### EXERCISE OBJECTIVE
Reproduce the records below exactly, leaving out any pictures.

--- begin ---

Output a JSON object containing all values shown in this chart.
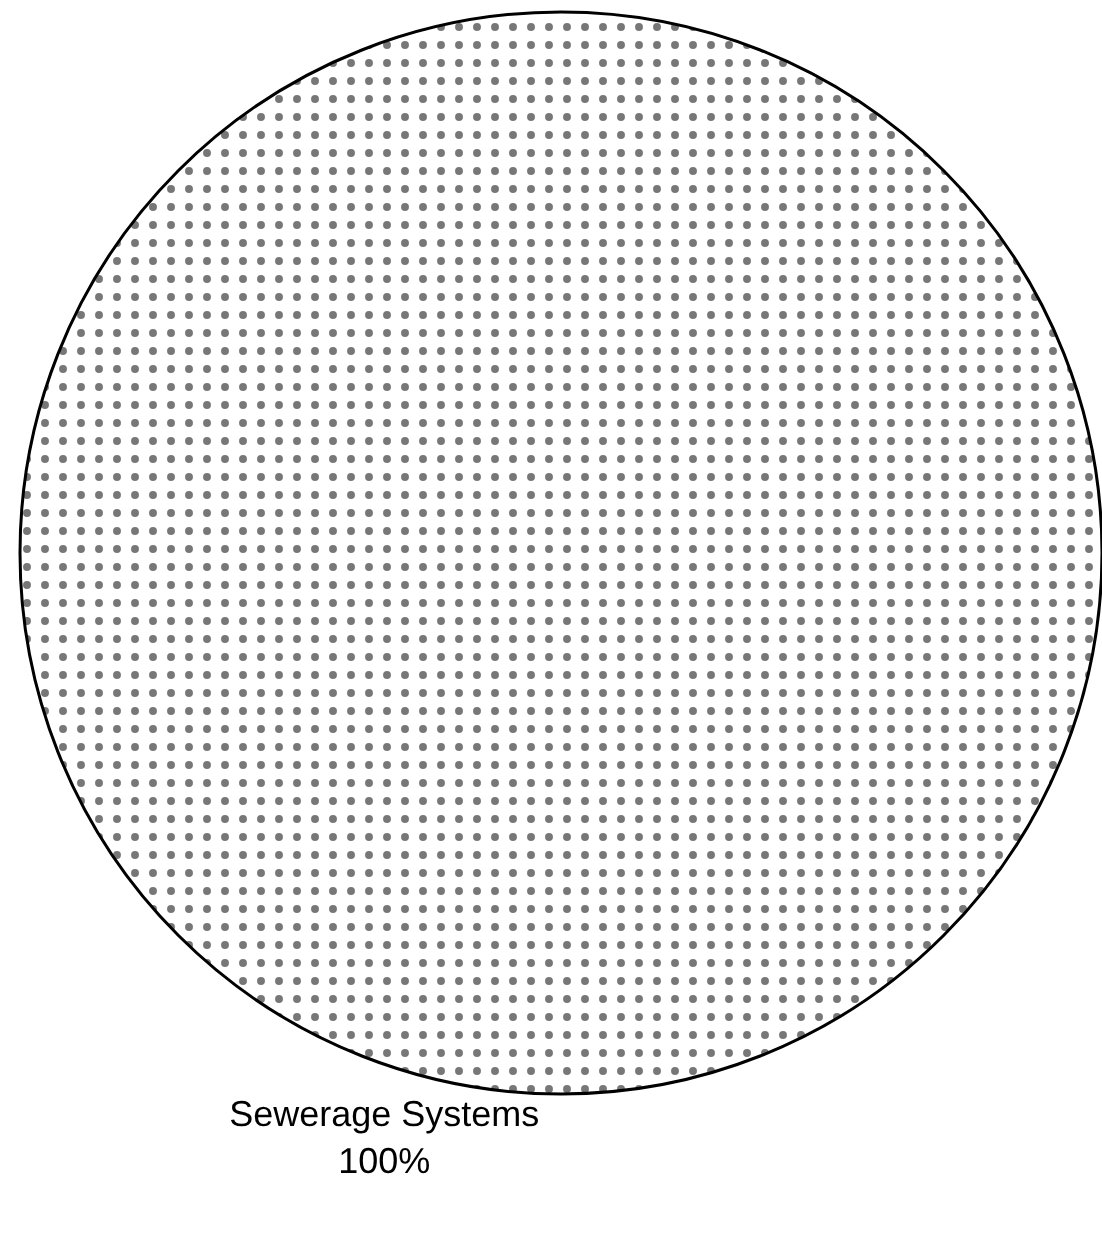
{
  "chart_data": {
    "type": "pie",
    "categories": [
      "Sewerage Systems"
    ],
    "values": [
      100
    ],
    "colors": [
      "#ffffff"
    ],
    "value_labels": [
      "100%"
    ],
    "legend": false
  }
}
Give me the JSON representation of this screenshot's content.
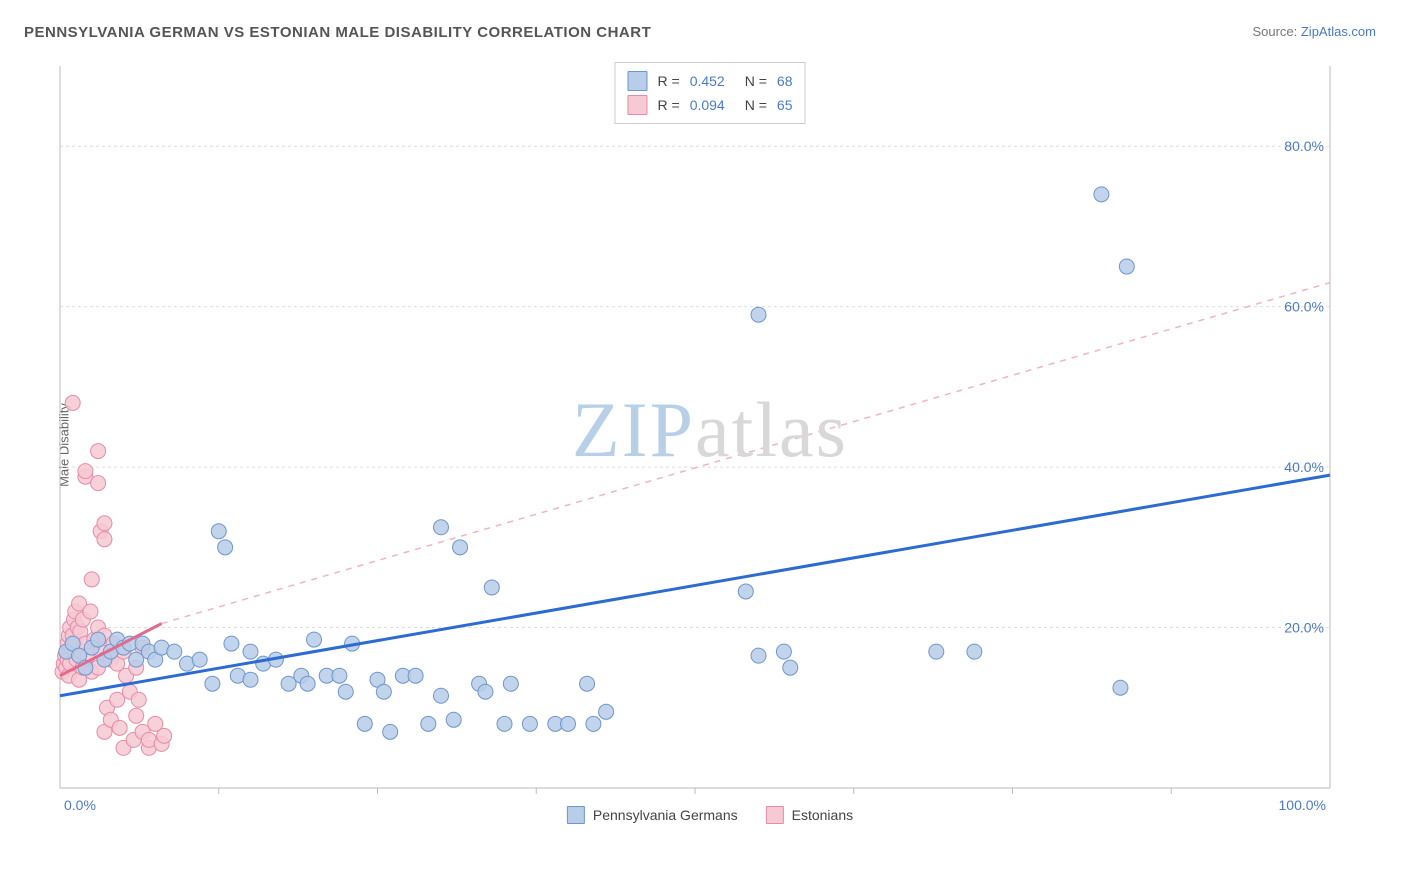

--- end ---

### EXERCISE SOLUTION
Output a JSON object containing all values shown in this chart.
{
  "chart_data": {
    "type": "pie",
    "categories": [
      "Sewerage Systems"
    ],
    "values": [
      100
    ],
    "colors": [
      "#ffffff"
    ],
    "value_labels": [
      "100%"
    ],
    "legend": false
  }
}
Give me the JSON representation of this screenshot's content.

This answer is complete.